* Task directions *
Could you print out everything in the records from the line containing "Patent image size: (1020, 1410)." down to the line containing "The shutter 7 is at (228, 350).", copying both of those lines and each line between them without any change?

Entries from a dataset

--- BEGIN ---

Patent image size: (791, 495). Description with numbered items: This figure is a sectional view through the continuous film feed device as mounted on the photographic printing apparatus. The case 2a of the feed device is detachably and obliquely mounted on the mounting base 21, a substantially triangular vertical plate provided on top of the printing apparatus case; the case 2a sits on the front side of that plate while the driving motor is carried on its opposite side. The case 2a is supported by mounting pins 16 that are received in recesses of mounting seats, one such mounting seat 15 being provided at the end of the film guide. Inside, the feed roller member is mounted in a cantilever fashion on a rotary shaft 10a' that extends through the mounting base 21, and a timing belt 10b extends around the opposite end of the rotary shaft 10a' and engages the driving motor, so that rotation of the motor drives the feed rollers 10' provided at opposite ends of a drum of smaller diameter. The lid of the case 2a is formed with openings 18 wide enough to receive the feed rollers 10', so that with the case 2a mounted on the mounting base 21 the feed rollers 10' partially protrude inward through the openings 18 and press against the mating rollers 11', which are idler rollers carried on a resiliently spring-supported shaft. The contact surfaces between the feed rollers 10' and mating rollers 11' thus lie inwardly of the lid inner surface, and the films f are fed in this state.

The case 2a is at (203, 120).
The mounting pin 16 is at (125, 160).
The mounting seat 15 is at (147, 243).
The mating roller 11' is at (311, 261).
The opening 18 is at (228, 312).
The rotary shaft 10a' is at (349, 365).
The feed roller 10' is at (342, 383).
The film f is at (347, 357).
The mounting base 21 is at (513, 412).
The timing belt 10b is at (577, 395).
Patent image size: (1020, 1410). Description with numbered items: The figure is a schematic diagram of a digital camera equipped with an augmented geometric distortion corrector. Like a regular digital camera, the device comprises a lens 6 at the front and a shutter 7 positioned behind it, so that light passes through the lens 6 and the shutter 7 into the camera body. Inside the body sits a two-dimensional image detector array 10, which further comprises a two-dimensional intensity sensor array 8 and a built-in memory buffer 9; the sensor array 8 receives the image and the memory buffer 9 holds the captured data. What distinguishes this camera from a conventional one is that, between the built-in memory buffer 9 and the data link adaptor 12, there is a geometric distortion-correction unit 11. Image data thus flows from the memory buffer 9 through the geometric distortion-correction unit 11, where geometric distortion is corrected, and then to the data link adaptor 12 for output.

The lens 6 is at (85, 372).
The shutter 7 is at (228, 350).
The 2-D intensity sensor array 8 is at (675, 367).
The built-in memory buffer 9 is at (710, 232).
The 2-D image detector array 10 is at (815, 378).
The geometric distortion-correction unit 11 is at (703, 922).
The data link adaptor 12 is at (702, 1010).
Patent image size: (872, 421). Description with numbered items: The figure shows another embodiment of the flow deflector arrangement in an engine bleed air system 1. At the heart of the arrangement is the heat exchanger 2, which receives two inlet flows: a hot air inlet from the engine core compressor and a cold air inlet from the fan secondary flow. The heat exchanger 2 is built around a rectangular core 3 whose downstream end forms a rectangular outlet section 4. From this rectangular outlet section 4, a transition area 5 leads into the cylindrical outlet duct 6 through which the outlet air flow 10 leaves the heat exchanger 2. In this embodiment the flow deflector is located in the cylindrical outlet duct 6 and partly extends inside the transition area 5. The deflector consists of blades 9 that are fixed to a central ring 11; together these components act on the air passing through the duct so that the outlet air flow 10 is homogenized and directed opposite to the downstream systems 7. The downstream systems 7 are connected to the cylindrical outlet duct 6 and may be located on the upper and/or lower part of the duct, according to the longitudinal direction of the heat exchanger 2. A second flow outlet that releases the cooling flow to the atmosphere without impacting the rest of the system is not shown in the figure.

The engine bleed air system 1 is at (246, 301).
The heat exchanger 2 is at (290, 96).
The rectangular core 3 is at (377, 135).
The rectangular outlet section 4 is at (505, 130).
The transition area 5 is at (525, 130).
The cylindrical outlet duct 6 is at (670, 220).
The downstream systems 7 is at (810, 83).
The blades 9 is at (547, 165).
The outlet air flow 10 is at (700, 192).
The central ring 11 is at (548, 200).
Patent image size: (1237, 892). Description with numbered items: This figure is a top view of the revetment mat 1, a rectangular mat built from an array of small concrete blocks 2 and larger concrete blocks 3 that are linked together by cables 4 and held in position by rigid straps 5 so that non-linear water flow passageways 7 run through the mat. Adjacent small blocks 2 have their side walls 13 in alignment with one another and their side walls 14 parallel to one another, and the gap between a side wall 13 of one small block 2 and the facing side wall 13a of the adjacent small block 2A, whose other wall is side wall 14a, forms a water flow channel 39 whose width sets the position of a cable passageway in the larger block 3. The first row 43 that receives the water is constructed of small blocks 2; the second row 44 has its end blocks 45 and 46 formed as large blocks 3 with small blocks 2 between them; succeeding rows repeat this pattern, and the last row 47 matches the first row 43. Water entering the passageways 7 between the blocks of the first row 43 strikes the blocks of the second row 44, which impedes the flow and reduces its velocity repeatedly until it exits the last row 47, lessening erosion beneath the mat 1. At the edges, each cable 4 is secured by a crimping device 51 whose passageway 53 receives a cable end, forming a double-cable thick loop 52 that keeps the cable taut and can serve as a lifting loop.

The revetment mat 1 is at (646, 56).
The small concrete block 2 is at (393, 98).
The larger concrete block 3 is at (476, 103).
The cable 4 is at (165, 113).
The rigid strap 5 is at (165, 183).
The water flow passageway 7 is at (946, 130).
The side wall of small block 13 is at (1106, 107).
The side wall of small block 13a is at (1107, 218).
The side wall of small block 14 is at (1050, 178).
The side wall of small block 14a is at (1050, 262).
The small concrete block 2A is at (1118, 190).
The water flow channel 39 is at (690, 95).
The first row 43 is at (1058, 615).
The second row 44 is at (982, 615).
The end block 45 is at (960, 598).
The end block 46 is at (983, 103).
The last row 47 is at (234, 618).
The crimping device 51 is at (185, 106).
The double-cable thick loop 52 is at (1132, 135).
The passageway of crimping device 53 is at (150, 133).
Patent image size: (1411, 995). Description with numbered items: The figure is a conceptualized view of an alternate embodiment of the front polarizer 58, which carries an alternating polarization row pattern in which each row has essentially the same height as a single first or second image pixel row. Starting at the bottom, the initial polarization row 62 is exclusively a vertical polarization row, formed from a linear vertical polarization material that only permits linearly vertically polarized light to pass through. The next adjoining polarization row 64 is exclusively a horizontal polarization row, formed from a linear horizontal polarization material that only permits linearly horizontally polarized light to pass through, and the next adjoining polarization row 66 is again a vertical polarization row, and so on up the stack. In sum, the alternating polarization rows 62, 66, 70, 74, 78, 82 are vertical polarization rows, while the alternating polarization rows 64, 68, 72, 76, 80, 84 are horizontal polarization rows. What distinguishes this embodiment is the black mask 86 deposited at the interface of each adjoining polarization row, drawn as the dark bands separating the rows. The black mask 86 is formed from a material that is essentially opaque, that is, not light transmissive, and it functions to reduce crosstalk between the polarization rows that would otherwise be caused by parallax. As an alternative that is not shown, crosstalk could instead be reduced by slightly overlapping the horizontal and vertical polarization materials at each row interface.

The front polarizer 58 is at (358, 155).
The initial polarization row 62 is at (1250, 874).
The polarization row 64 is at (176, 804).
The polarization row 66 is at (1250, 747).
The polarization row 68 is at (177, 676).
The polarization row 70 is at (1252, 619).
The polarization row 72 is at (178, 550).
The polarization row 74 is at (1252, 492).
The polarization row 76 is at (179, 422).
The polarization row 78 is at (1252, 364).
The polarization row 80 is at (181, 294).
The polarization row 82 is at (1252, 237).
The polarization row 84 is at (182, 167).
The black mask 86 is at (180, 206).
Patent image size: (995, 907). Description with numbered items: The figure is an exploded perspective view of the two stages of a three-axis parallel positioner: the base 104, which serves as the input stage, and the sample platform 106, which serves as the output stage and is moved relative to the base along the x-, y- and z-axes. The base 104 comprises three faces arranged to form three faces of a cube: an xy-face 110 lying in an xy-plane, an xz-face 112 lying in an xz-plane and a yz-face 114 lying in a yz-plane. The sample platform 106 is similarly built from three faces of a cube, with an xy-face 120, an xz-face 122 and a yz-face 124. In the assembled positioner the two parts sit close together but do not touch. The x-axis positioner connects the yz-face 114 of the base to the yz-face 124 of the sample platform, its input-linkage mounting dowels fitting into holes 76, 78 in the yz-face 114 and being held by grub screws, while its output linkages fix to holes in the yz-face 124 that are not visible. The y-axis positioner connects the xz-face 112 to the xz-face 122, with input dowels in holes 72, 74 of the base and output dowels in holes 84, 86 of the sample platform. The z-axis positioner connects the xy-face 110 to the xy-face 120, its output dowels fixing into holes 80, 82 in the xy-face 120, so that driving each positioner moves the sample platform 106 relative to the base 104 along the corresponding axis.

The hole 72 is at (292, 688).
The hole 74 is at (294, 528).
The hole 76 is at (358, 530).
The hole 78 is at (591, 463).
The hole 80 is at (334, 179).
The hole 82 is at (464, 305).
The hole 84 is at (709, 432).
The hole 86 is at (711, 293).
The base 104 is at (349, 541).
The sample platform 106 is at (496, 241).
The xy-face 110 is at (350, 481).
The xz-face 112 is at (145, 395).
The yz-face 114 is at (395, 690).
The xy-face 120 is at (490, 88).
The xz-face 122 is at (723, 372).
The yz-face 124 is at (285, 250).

--- END ---

* Written solution *
Patent image size: (1020, 1410). Description with numbered items: The figure is a schematic diagram of a digital camera equipped with an augmented geometric distortion corrector. Like a regular digital camera, the device comprises a lens 6 at the front and a shutter 7 positioned behind it, so that light passes through the lens 6 and the shutter 7 into the camera body. Inside the body sits a two-dimensional image detector array 10, which further comprises a two-dimensional intensity sensor array 8 and a built-in memory buffer 9; the sensor array 8 receives the image and the memory buffer 9 holds the captured data. What distinguishes this camera from a conventional one is that, between the built-in memory buffer 9 and the data link adaptor 12, there is a geometric distortion-correction unit 11. Image data thus flows from the memory buffer 9 through the geometric distortion-correction unit 11, where geometric distortion is corrected, and then to the data link adaptor 12 for output.

The lens 6 is at (85, 372).
The shutter 7 is at (228, 350).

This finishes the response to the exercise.